--- BEGIN Given passage ---
If $\tan x + \cot x = 4$ , which of the following is a possible value of $x$ ?

45^\circ

60^\circ

30^\circ

15^\circ

2 solutions

Chew-Seong Cheong
Jul 19, 2016

$\begin{aligned} \tan x + \cot x & = 4 \\ \frac {\sin x}{\cos x} + \frac {\cos x}{\sin x} & = 4 \\ \frac {\sin^2 x + \cos^2 x}{\sin x \cos x} & = 4 \\ \frac 2{\sin 2x} & = 4 \\ \implies \sin 2x & = \frac 12 \\ 2x & = 30^\circ & \small \color{#3D99F6}{\text{For the first quadrant}} \\ \implies x & = \boxed{15^\circ} \end{aligned}$

Anurag Pandey
Jul 28, 2016

I knew tan 15°=2-√3 and cot 15°=2+√3 So adding them we get 4 .

How do you show that $\tan 15^\circ = 2-\sqrt3$ and $\cot 15^\circ = 2 + \sqrt3$ ?

Pi Han Goh - 4 years, 10 months ago

$\tan (\alpha - \beta)= \frac{\tan \alpha - \tan \beta}{1 +( \tan \alpha \times \tan \beta)}$

Now substitute \alpha =45° and

$\beta =30°$ we get the value of $\tan 15°$ .

And we know \cot 15° = \tan (90°-15°) which is equal to \tan 75° we could the formula given above just reverse the sign. (+ to - and vice versa). Substituting $\tan 30° = \frac {1}{√3}$

and \tan 45°= 1.

Sorry I should have explained it earlier.

Anurag Pandey - 4 years, 10 months ago

Thank youuuu. Another way to solve this is to apply the double angle identity , $\tan (2x) = \dfrac{2\tan x}{1 - \tan^2 x}$ , in this case, $x = 15^\circ$ .

Pi Han Goh - 4 years, 10 months ago

Ya we could use this too but in that we need to solve a quadratic and reject a root as tan 15° cannot be greater than tan 45 ° which is equal to 1 . So we reject 2 +√3 and get the answer as tan 15° = 2 - √3. 😀😀

Anurag Pandey - 4 years, 10 months ago

@Anurag Pandey – Great work! Another altenative solution is to apply the triple angle identity , $\tan(3x) = \dfrac{3\tan x - \tan^3 x}{1 - 3\tan^2 x}$ , in this case, $x= 15^\circ$ as well.
--- END Given passage ---
--- BEGIN Provided information ---
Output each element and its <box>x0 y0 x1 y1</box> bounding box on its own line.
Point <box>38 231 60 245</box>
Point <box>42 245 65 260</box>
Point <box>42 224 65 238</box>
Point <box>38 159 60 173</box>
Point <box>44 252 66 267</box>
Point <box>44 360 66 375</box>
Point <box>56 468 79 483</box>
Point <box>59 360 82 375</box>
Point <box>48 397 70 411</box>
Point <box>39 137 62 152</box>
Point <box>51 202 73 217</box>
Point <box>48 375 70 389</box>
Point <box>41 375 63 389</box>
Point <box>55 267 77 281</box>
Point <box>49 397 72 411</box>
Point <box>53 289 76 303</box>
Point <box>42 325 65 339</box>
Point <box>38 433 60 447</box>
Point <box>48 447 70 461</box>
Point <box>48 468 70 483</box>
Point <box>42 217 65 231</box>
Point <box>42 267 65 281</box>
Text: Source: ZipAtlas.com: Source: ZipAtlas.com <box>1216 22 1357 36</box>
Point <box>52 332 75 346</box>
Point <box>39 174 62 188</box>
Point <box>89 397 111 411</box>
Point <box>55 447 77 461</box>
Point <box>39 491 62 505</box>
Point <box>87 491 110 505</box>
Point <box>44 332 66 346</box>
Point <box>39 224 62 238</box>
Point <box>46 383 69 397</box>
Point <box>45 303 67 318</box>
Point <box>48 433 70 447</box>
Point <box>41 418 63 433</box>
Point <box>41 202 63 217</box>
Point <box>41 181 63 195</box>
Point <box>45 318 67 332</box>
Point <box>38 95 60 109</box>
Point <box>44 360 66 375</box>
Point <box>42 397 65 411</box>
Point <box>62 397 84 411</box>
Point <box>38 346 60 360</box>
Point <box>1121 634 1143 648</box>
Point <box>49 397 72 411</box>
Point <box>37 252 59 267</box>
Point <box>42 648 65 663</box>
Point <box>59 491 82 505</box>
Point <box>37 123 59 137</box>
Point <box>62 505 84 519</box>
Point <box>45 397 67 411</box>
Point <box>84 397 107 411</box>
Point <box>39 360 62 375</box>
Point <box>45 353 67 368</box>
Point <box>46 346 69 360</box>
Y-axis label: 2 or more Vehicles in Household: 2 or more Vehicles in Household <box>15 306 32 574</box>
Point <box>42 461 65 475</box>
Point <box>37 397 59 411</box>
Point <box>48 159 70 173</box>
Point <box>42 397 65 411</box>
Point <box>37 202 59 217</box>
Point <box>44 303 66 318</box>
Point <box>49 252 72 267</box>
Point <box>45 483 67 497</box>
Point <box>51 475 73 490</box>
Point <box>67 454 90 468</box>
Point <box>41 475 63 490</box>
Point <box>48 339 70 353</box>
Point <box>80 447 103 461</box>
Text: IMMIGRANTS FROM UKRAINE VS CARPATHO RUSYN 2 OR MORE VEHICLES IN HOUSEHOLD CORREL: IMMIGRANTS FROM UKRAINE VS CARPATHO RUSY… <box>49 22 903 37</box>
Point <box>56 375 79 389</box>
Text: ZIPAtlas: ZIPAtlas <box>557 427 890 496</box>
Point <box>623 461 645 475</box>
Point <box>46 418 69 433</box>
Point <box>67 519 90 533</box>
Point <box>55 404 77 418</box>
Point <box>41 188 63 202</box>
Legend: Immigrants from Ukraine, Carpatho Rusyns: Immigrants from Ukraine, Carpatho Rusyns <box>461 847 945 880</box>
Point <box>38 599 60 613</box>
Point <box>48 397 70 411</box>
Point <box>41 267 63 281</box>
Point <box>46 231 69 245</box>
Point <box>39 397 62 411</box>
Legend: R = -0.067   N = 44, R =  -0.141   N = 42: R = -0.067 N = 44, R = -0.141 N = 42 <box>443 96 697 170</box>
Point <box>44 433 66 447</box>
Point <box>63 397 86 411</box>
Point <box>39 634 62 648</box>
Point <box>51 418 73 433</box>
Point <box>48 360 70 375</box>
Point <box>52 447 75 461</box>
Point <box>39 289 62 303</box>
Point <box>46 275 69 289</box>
--- END Provided information ---
• [To do]
(a) In the trigonometry thread, do these statements agree with the text? Answer yes or no for each and quote the words that decide it. (i) Anurag Pandey already knew the values of tan 15° and cot 15°. (ii) Using the quadratic, Anurag Pandey rejects the root 2 - √3. (iii) Pi Han Goh offers the double angle identity as another way to get tan 15°.
(b) Translate this sentence from the trigonometry thread into Spanish: "Sorry I should have explained it earlier."
(c) Carry on the trigonometry thread from its last post.

• [Responses to the exercise]
(a)
(i) Yes: "I knew tan 15°=2-√3 and cot 15°=2+√3"
(ii) No: "So we reject 2 +√3 and get the answer as tan 15° = 2 - √3."
(iii) Yes: "Another way to solve this is to apply the double angle identity"

(b) Perdón, debería haberlo explicado antes.

(c)
Pi Han Goh - 4 years, 10 months ago

@Pi Han Goh – Why is it that we get two roots and why do we need discard one . ??even if me made the equation properly.

Anurag Pandey - 4 years, 10 months ago

@Anurag Pandey – Think of it this way: You substitute $y = \tan x$ right? Is $\tan x$ a one-to-one function? What constraints do we need to consider?

Pi Han Goh - 4 years, 10 months ago

@Pi Han Goh – Yup. It's a on to one function. We need the constraints that x belongs to (\ \frac {-π}{2} to \frac {π}{2} )\ for it to be one to one function.ryt.? But how does that explain that we get tan 15° = 2+√3 after we solve the quadratic ?

Anurag Pandey - 4 years, 10 months ago

@Anurag Pandey – Well, we know that $\tan 0^\circ < \tan 15^\circ < \tan45^\circ$ right? That's the other constraint that I'm talking about.

Pi Han Goh - 4 years, 10 months ago

@Pi Han Goh – Okay I got that. But why in the first place are we getting the root as 2+√3 even though we were solving for tan15° ? Is it just that it's a quadratic so it will give two roots or anything else.?

Anurag Pandey - 4 years, 10 months ago

@Anurag Pandey – That is known as an extraneous root. Basically it's "a solution to an equation that seems to be right, but when we check it (by substituting it into the original equation) turns out not to be right."

And yes, it's a quadratic equation, recall that any $n^\text{th}$ degree polynomial has exactly $n$ roots. So a quadraitc equation (a $2^\text{nd}$ degree polynomial) has exactly two roots.

Pi Han Goh - 4 years, 10 months ago

@Pi Han Goh – Thank you. I will remember that. So basically even though we get a answer we need to back substitute in the original equation to check whether it satisfies it or not . Ryt?

Anurag Pandey - 4 years, 10 months ago

@Anurag Pandey – Yes. Exactly. Now here's an exercise that requires you to check for extraneous roots:

Find all real roots of $x^2 - 3 |x| + 10 = 0$ .

And if you want a more difficult one, try

Prove that $\tan25^\circ$ is a root of the equation $x^3 + x^2(-3\sqrt3- 6) - 3x + (\sqrt3 + 2) = 0$ .

Pi Han Goh - 4 years, 10 months ago

@Pi Han Goh – For the first question I solved considering two cases for x greater than or equal to zero and another x<0. I got answer as no real roots exits. Is it correct ?

And for the second one I am still thinking .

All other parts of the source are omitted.